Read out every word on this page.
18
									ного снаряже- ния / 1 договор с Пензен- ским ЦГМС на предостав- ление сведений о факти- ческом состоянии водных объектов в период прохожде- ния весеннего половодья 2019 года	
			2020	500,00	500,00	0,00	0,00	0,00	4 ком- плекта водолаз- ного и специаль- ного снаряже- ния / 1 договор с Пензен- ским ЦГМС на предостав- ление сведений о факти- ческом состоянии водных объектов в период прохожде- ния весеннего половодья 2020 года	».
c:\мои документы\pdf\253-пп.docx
################
Write down every line of the data exactly as it appears above.

Read out every word on this page.
18
									ного снаряже- ния / 1 договор с Пензен- ским ЦГМС на предостав- ление сведений о факти- ческом состоянии водных объектов в период прохожде- ния весеннего половодья 2019 года	
			2020	500,00	500,00	0,00	0,00	0,00	4 ком- плекта водолаз- ного и специаль- ного снаряже- ния / 1 договор с Пензен- ским ЦГМС на предостав- ление сведений о факти- ческом состоянии водных объектов в период прохожде- ния весеннего половодья 2020 года	».
c:\мои документы\pdf\253-пп.docx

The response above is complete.